__Work instruction__:
The records follow. Filter them to the lines that hold "circle".

[Material shown — start]

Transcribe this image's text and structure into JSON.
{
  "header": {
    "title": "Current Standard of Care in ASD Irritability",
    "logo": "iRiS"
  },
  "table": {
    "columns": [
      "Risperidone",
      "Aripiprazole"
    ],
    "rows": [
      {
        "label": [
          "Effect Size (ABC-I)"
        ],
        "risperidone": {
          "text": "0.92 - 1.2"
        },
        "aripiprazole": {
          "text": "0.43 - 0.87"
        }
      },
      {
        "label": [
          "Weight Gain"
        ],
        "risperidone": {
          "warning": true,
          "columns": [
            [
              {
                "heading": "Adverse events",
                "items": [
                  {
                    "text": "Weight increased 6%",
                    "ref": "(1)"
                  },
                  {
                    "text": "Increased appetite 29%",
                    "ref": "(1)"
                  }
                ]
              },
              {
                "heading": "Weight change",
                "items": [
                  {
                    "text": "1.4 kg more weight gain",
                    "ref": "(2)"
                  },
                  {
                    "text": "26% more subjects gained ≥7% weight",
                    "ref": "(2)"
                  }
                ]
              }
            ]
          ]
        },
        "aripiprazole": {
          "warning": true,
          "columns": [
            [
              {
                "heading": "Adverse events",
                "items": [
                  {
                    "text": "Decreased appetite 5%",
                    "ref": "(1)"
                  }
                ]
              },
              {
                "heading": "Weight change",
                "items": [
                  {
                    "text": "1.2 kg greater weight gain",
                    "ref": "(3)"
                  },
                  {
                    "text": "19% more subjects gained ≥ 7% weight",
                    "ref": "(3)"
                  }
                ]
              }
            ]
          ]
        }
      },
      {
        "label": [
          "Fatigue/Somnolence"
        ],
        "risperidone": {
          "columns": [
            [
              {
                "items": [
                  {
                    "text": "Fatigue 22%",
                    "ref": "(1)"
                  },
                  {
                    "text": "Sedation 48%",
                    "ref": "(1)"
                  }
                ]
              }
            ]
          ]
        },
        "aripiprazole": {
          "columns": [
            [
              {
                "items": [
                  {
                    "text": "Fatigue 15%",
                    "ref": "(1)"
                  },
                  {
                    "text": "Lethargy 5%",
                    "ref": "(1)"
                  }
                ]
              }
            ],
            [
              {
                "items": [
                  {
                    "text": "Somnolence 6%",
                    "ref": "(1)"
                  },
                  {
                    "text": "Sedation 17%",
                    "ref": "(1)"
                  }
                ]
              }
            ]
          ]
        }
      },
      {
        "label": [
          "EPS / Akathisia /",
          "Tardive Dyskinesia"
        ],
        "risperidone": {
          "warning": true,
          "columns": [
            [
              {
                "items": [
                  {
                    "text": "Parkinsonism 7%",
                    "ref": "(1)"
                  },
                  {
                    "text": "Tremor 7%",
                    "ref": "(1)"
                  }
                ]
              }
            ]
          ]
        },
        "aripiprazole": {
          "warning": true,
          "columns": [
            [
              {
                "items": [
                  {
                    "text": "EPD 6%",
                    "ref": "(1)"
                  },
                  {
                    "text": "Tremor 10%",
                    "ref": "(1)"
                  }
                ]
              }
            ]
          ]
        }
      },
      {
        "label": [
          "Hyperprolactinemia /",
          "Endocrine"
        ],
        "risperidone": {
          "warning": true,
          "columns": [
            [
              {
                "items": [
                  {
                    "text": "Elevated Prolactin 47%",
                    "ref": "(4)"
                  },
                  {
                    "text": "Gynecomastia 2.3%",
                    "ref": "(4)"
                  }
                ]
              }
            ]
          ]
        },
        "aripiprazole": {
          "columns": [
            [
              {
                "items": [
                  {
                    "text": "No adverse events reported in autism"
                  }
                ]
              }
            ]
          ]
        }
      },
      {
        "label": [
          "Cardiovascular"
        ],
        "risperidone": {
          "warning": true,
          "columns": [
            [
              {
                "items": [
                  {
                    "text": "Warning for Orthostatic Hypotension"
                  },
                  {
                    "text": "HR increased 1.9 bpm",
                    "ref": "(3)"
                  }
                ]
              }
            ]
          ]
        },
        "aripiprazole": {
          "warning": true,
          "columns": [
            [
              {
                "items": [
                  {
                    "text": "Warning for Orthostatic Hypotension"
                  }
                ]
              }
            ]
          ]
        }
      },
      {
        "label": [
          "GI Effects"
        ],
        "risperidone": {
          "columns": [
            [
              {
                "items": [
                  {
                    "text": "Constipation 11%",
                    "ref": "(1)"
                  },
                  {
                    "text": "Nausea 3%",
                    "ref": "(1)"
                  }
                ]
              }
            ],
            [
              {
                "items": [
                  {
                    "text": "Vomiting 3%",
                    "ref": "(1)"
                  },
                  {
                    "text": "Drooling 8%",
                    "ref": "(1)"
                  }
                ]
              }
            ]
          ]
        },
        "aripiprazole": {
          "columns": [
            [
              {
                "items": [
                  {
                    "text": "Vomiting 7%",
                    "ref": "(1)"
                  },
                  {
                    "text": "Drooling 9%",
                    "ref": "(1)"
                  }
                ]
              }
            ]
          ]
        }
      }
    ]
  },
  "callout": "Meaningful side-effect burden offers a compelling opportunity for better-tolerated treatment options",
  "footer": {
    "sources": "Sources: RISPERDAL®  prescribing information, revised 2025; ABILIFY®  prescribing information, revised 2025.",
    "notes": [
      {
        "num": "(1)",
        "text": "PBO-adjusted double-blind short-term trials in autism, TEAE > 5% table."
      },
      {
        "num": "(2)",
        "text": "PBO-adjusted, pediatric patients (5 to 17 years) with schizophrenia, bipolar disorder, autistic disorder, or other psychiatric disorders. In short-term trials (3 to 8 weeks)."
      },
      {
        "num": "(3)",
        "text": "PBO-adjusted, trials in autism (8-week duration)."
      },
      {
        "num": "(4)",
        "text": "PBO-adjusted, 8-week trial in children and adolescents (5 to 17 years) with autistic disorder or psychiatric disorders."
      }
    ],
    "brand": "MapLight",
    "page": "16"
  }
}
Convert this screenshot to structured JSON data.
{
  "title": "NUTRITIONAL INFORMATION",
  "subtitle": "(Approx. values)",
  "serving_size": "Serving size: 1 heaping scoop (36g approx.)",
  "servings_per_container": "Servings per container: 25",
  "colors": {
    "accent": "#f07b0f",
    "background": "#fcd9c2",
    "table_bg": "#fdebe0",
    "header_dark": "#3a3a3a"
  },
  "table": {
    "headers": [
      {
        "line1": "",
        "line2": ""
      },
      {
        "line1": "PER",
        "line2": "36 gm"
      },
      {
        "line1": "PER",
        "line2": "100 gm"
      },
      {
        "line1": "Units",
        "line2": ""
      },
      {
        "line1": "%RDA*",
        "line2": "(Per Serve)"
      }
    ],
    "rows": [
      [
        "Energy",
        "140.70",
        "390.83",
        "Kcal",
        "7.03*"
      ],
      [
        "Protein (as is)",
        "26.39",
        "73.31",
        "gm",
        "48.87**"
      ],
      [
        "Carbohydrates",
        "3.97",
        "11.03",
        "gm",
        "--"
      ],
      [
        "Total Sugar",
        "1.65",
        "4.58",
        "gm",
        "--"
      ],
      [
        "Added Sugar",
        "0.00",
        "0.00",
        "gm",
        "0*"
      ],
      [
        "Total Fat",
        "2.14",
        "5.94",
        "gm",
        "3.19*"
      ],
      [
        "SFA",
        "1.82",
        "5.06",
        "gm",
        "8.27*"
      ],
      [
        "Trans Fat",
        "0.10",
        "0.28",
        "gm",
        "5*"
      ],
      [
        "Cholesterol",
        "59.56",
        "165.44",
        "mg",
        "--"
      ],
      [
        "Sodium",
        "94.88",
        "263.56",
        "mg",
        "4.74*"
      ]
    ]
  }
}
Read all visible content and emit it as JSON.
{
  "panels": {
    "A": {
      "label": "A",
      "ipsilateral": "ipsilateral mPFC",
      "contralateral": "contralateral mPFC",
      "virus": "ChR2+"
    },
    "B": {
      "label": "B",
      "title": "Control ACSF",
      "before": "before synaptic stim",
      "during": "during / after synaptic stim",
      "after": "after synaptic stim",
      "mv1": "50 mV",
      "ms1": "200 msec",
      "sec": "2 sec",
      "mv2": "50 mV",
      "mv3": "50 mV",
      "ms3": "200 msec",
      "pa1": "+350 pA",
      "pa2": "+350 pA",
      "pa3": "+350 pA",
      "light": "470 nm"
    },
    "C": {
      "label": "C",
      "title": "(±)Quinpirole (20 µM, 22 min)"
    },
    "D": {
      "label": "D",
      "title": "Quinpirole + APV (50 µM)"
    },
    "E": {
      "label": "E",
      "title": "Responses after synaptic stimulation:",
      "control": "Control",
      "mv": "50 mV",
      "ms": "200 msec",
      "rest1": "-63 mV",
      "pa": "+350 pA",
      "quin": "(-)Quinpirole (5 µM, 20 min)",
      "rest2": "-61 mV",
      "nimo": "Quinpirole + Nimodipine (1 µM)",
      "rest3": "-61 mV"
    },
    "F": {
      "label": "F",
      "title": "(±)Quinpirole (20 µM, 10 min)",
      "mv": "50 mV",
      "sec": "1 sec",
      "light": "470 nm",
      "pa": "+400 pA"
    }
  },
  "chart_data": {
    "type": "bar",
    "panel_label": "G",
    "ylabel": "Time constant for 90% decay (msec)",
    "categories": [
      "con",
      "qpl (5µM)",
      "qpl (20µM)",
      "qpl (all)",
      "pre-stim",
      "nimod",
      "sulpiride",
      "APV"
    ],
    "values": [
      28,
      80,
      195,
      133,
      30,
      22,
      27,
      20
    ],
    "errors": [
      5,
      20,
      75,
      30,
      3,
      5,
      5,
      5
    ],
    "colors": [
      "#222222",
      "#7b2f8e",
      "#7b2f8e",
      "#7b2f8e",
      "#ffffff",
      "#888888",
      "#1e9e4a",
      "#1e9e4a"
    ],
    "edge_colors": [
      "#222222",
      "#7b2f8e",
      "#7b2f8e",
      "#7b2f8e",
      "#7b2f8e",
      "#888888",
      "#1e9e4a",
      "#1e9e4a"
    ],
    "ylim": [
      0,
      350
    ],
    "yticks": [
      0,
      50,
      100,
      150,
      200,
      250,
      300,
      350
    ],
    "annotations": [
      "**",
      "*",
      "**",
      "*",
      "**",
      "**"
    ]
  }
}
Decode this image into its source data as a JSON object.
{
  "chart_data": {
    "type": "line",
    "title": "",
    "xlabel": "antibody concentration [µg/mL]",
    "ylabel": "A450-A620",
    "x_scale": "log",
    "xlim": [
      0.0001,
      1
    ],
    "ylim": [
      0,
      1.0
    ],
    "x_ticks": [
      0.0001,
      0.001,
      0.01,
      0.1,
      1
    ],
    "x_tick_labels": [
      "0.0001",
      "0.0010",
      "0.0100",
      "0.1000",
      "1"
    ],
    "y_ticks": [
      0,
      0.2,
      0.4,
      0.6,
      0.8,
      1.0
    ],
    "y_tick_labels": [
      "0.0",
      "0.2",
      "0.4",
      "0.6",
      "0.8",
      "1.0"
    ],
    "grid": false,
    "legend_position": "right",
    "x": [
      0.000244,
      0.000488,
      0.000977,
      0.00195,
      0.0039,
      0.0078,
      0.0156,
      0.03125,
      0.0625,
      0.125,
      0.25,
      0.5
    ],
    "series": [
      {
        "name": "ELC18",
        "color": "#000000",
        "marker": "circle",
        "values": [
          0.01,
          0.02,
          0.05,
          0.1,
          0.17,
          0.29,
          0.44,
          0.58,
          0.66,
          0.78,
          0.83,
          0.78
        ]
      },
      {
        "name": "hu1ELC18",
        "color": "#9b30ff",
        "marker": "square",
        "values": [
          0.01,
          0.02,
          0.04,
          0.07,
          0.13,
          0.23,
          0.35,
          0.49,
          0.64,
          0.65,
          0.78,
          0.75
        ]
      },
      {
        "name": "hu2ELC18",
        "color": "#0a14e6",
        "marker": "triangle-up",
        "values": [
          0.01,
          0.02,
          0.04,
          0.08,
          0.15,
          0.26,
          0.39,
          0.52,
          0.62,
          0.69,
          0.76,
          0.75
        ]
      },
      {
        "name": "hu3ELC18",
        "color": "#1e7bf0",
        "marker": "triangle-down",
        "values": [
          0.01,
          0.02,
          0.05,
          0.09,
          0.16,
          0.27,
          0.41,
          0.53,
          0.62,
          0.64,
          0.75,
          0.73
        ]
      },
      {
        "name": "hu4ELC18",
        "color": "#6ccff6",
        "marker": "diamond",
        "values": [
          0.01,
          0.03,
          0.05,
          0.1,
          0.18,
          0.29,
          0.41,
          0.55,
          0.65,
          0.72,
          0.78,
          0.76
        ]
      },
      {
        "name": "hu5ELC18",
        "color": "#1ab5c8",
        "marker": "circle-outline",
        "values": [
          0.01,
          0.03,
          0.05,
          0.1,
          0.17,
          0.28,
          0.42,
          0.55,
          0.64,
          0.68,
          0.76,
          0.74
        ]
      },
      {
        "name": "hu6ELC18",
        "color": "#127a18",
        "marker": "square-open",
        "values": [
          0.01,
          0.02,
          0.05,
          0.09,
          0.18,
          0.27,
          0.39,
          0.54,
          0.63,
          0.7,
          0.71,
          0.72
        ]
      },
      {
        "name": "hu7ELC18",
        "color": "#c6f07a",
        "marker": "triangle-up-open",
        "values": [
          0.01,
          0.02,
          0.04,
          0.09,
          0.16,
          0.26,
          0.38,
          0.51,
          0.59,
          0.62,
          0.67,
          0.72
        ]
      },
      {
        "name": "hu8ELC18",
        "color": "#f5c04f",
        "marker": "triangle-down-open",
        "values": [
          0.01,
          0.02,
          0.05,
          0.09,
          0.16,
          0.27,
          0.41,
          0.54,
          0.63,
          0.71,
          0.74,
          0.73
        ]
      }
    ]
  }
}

[Material shown — finish]

__Answer to the exercise__:
        "marker": "circle",
        "marker": "circle-outline",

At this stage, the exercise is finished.